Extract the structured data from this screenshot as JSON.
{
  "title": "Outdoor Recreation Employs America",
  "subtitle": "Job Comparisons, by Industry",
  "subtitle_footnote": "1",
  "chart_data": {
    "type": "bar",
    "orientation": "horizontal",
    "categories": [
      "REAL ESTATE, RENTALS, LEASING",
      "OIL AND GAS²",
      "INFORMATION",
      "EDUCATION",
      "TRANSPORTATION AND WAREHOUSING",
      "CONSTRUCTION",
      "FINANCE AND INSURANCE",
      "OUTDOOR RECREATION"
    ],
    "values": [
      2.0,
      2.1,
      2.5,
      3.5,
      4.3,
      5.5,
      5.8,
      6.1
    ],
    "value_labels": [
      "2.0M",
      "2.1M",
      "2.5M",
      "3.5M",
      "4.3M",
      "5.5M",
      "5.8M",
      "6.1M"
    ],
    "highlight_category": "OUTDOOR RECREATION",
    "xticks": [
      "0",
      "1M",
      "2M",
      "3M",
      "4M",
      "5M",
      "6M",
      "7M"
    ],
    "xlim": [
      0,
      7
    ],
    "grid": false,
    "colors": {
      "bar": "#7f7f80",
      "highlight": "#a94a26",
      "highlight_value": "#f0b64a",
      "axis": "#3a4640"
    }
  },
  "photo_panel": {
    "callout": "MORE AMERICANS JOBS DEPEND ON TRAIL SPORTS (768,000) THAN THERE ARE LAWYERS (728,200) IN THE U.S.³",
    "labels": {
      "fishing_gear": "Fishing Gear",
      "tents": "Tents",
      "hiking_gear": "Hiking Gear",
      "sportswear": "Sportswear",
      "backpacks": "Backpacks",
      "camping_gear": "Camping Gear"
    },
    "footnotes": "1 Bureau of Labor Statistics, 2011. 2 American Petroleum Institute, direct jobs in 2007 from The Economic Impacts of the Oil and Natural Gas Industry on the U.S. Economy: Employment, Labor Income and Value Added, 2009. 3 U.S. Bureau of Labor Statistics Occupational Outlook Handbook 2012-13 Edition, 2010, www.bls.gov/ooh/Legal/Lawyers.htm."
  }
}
***
Pull out each line of the records holding the string "Gear".

      "fishing_gear": "Fishing Gear",
      "hiking_gear": "Hiking Gear",
      "camping_gear": "Camping Gear"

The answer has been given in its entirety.